(begin)

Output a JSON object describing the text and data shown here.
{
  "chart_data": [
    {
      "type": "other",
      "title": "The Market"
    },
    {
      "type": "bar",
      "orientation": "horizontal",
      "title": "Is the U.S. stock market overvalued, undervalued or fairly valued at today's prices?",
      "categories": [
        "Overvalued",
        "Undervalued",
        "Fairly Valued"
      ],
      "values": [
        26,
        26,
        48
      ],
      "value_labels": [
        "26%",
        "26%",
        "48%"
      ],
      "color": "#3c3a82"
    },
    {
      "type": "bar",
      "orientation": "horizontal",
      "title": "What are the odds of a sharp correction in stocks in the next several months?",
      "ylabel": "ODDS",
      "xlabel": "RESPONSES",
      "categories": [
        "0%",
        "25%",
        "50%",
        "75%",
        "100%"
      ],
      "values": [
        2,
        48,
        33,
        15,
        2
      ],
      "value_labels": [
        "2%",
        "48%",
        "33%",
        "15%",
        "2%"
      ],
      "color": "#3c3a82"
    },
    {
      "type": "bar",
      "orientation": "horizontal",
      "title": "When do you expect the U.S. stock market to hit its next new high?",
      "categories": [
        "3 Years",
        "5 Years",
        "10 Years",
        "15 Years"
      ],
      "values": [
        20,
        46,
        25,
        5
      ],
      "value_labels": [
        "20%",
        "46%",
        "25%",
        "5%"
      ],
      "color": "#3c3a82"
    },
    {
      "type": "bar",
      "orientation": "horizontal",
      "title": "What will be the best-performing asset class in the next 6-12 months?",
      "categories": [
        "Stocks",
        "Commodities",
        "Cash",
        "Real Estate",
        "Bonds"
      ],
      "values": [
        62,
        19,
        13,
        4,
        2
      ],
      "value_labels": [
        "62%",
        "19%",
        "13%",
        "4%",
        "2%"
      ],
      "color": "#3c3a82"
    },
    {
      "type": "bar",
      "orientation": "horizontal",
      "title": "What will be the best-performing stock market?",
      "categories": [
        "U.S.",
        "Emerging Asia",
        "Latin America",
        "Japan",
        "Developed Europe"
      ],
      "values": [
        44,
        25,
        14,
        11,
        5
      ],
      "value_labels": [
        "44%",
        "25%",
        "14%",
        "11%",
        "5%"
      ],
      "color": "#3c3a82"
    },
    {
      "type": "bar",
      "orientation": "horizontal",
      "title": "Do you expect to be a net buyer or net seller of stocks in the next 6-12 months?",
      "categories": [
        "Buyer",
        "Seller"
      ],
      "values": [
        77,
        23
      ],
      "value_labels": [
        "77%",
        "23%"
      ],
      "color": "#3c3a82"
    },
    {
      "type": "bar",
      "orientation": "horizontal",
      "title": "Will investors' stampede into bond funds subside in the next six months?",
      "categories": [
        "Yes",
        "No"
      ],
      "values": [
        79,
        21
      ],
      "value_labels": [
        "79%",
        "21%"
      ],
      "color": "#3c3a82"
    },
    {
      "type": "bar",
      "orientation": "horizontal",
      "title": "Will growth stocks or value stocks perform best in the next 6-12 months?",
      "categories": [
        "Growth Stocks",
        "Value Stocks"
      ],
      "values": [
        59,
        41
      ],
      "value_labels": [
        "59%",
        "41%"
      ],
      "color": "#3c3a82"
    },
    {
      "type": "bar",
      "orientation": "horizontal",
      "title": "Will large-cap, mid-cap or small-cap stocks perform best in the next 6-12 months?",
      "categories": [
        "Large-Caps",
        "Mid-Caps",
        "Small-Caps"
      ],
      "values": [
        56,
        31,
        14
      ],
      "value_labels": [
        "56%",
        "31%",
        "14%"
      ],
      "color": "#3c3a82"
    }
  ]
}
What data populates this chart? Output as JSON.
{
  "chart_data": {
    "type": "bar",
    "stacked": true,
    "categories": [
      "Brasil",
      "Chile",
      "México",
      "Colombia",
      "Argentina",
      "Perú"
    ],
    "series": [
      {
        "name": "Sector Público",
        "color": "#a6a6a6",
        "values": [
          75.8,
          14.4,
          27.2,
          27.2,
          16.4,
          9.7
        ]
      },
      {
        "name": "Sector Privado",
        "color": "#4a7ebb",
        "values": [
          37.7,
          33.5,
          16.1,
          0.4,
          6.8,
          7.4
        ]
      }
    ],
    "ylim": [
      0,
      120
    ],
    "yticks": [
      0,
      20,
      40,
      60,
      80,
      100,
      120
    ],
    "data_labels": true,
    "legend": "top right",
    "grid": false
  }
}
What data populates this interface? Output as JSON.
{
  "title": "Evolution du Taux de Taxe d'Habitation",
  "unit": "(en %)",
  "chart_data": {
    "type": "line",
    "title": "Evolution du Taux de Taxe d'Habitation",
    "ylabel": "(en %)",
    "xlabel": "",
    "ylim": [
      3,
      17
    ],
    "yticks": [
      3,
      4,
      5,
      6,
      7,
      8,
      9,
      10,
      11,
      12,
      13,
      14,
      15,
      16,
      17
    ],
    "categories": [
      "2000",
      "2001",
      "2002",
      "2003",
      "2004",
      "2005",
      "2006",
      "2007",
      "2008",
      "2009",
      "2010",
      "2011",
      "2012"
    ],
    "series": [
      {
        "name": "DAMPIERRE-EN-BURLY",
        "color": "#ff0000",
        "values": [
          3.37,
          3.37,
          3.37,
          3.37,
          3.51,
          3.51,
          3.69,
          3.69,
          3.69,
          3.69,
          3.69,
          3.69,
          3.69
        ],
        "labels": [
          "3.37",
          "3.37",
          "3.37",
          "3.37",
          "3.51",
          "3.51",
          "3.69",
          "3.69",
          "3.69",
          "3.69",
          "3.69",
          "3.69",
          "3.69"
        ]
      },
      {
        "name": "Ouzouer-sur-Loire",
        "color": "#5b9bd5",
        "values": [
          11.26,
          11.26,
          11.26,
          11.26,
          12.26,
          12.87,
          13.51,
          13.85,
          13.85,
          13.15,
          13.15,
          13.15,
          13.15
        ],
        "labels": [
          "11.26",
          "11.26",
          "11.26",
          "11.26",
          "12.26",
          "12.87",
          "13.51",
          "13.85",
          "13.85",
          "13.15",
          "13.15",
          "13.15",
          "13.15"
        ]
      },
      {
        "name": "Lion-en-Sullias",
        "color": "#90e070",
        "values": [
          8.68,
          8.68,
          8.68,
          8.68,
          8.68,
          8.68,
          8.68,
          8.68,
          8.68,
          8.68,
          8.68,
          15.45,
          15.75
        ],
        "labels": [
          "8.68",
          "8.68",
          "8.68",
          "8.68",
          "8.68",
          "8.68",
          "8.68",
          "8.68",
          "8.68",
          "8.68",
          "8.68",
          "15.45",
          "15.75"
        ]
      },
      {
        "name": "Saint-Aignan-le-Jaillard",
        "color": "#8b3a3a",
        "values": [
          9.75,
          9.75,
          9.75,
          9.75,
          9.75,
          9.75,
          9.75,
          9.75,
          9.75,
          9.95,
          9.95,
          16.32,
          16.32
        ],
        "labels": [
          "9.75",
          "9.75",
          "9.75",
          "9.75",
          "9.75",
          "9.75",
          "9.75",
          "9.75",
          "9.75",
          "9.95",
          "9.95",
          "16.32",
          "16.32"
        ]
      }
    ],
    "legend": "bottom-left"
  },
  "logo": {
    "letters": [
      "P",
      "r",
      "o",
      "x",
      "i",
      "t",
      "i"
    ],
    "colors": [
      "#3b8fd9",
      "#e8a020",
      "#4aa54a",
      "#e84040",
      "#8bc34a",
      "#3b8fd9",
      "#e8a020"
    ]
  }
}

(end)

:: STATED PROBLEM ::
Identify which lines contain the word "Taxe" and copy each one.

:: TASK RESPONSE ::
  "title": "Evolution du Taux de Taxe d'Habitation",
    "title": "Evolution du Taux de Taxe d'Habitation",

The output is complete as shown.